**Entries provided**
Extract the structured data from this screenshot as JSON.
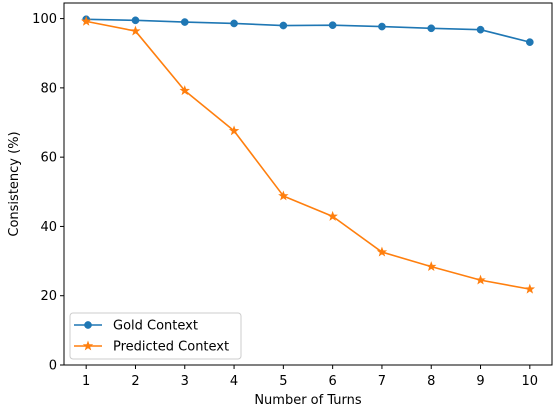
{
  "chart_data": {
    "type": "line",
    "title": "",
    "xlabel": "Number of Turns",
    "ylabel": "Consistency (%)",
    "xlim": [
      0.55,
      10.45
    ],
    "ylim": [
      0,
      104.5
    ],
    "x": [
      1,
      2,
      3,
      4,
      5,
      6,
      7,
      8,
      9,
      10
    ],
    "xticks": [
      "1",
      "2",
      "3",
      "4",
      "5",
      "6",
      "7",
      "8",
      "9",
      "10"
    ],
    "yticks": [
      "0",
      "20",
      "40",
      "60",
      "80",
      "100"
    ],
    "grid": false,
    "legend_position": "lower-left",
    "series": [
      {
        "name": "Gold Context",
        "color": "#1f77b4",
        "marker": "circle",
        "values": [
          99.8,
          99.5,
          99.0,
          98.6,
          98.0,
          98.1,
          97.7,
          97.2,
          96.8,
          93.2
        ]
      },
      {
        "name": "Predicted Context",
        "color": "#ff7f0e",
        "marker": "star",
        "values": [
          99.2,
          96.4,
          79.2,
          67.6,
          48.8,
          42.9,
          32.6,
          28.4,
          24.5,
          21.9
        ]
      }
    ]
  }
}
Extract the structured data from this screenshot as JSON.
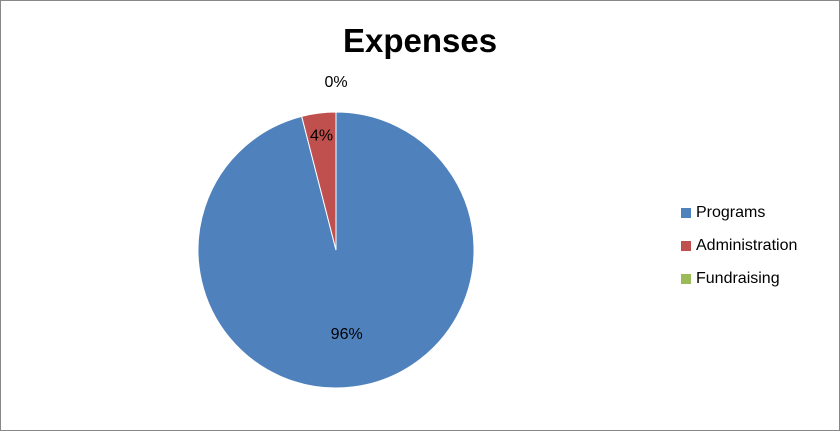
{
  "chart_data": {
    "type": "pie",
    "title": "Expenses",
    "slices": [
      {
        "label": "Programs",
        "value": 96,
        "data_label": "96%",
        "color": "#4F81BD"
      },
      {
        "label": "Administration",
        "value": 4,
        "data_label": "4%",
        "color": "#C0504D"
      },
      {
        "label": "Fundraising",
        "value": 0,
        "data_label": "0%",
        "color": "#9BBB59"
      }
    ],
    "legend_position": "right",
    "start_angle_deg": 0,
    "direction": "clockwise"
  }
}
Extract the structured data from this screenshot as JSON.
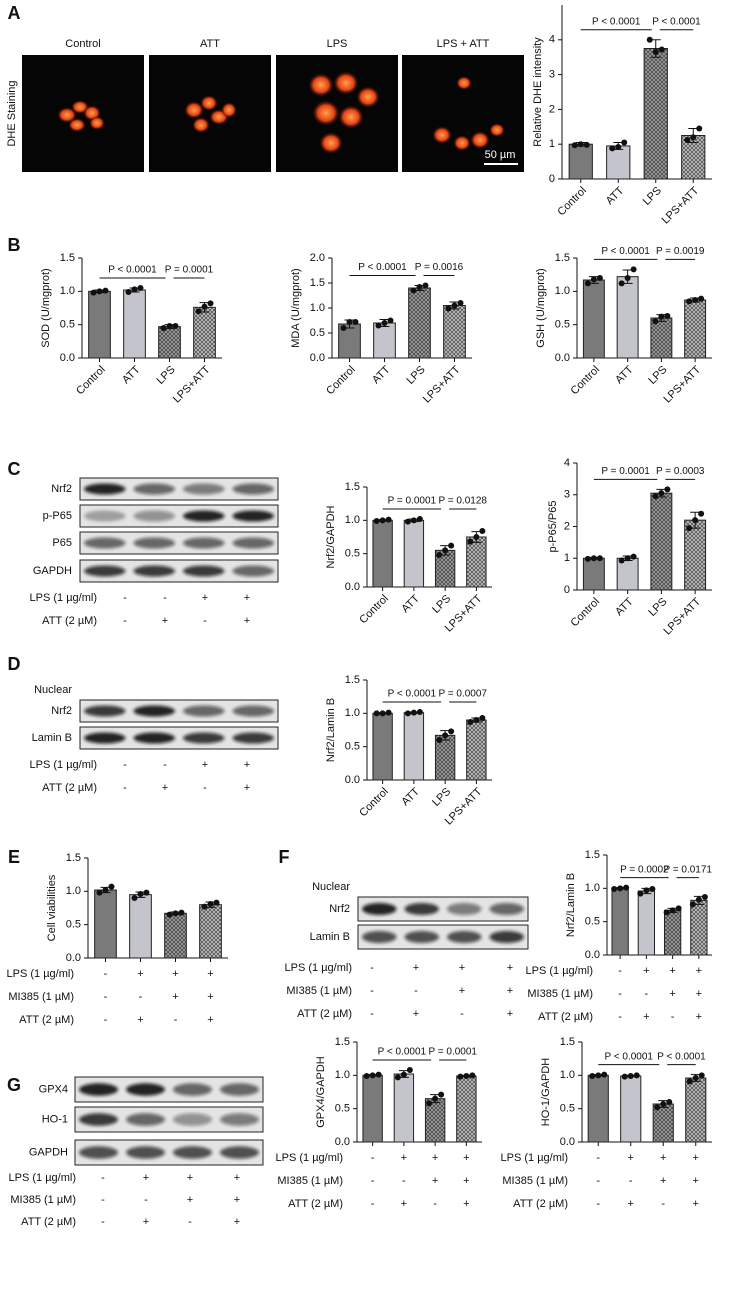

**Written request**
Which lines above contain the word "Context"? Copy each of them.

**Task answer**
        "name": "Gold Context",
        "name": "Predicted Context",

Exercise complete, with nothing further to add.